> **Stated problem**:
Select the lines of the records containing the word "Петербурга" and list them.
+ + + +
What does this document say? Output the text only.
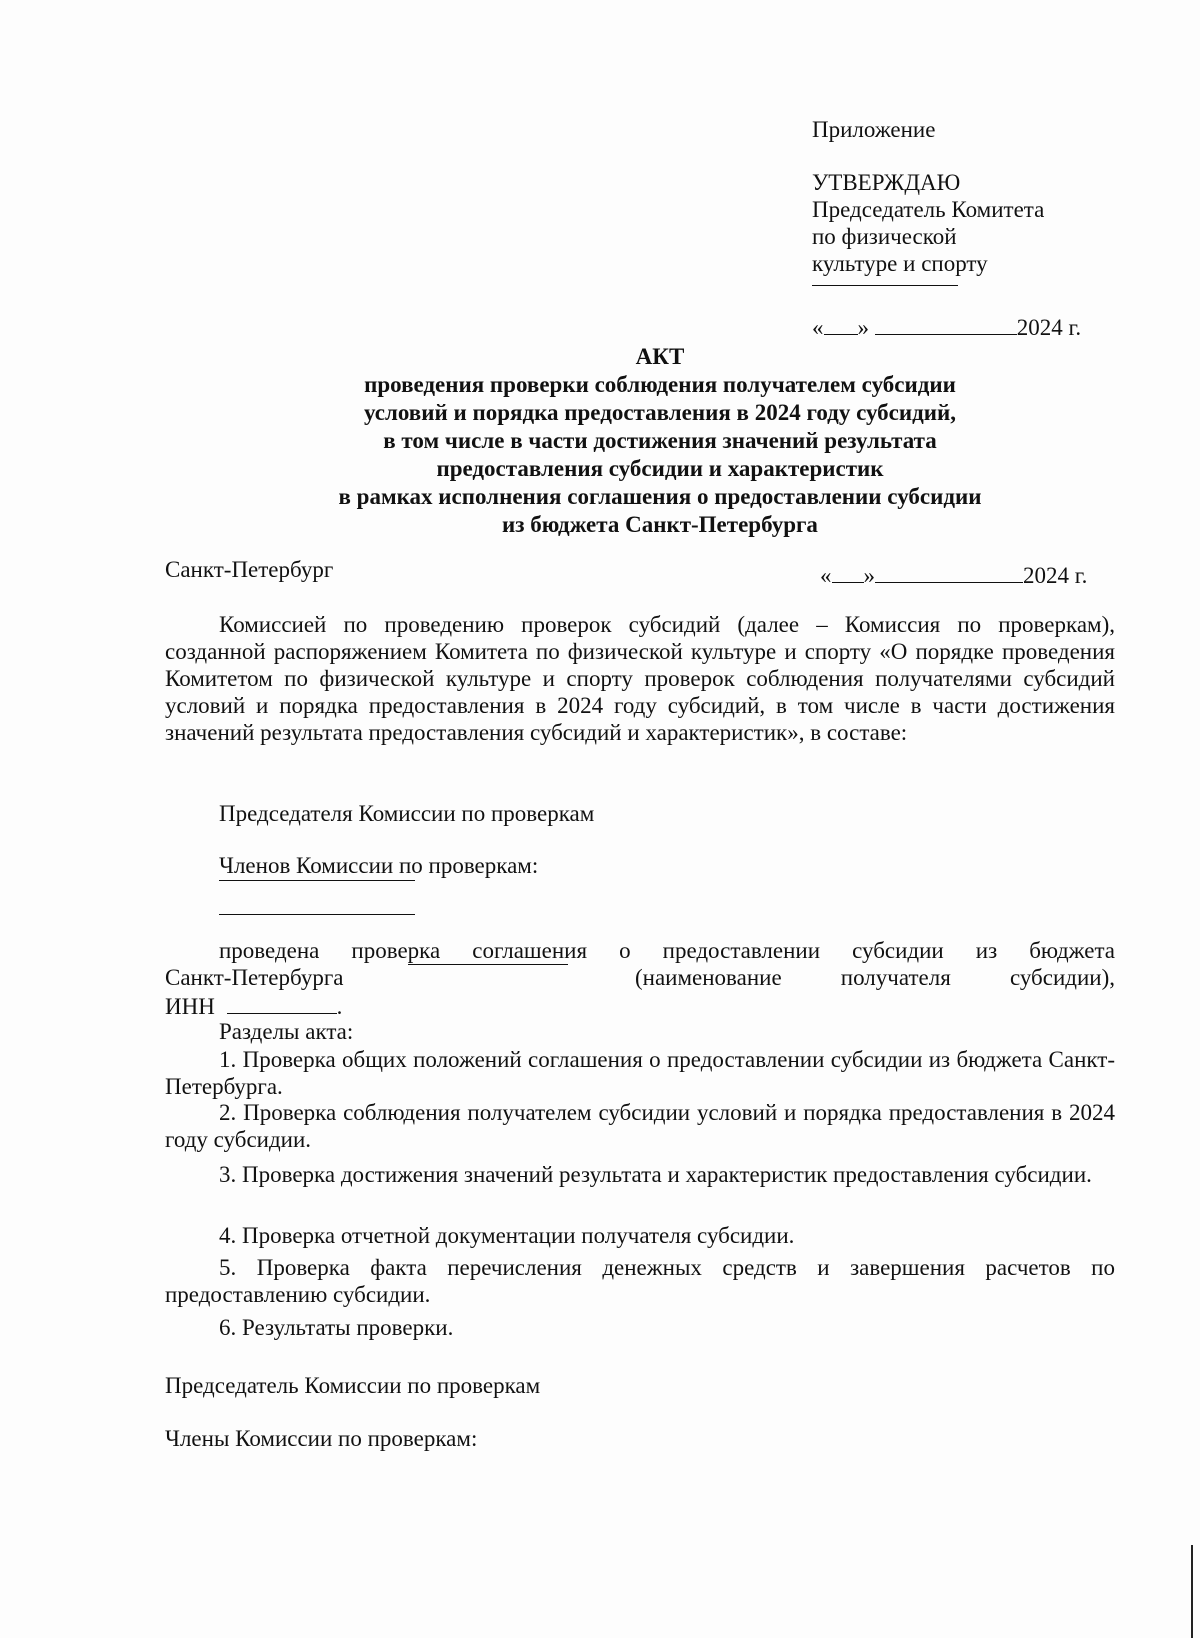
Приложение
УТВЕРЖДАЮ
Председатель Комитета
по физической
культуре и спорту
« »	2024 г.
АКТ
проведения проверки соблюдения получателем субсидии
условий и порядка предоставления в 2024 году субсидий,
в том числе в части достижения значений результата
предоставления субсидии и характеристик
в рамках исполнения соглашения о предоставлении субсидии
из бюджета Санкт-Петербурга
Санкт-Петербург	« »	2024 г.
Комиссией по проведению проверок субсидий (далее – Комиссия по проверкам), созданной распоряжением Комитета по физической культуре и спорту «О порядке проведения Комитетом по физической культуре и спорту проверок соблюдения получателями субсидий условий и порядка предоставления в 2024 году субсидий, в том числе в части достижения значений результата предоставления субсидий и характеристик», в составе:
Председателя Комиссии по проверкам
Членов Комиссии по проверкам:
проведена проверка соглашения о предоставлении субсидии из бюджета
Санкт-Петербурга	(наименование получателя субсидии),
ИНН	.
Разделы акта:
1. Проверка общих положений соглашения о предоставлении субсидии из бюджета Санкт-Петербурга.
2. Проверка соблюдения получателем субсидии условий и порядка предоставления в 2024 году субсидии.
3. Проверка достижения значений результата и характеристик предоставления субсидии.
4. Проверка отчетной документации получателя субсидии.
5. Проверка факта перечисления денежных средств и завершения расчетов по предоставлению субсидии.
6. Результаты проверки.
Председатель Комиссии по проверкам
Члены Комиссии по проверкам:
+ + + +
> **Output of the exercise**:
из бюджета Санкт-Петербурга
Санкт-Петербурга	(наименование получателя субсидии),
1. Проверка общих положений соглашения о предоставлении субсидии из бюджета Санкт-Петербурга.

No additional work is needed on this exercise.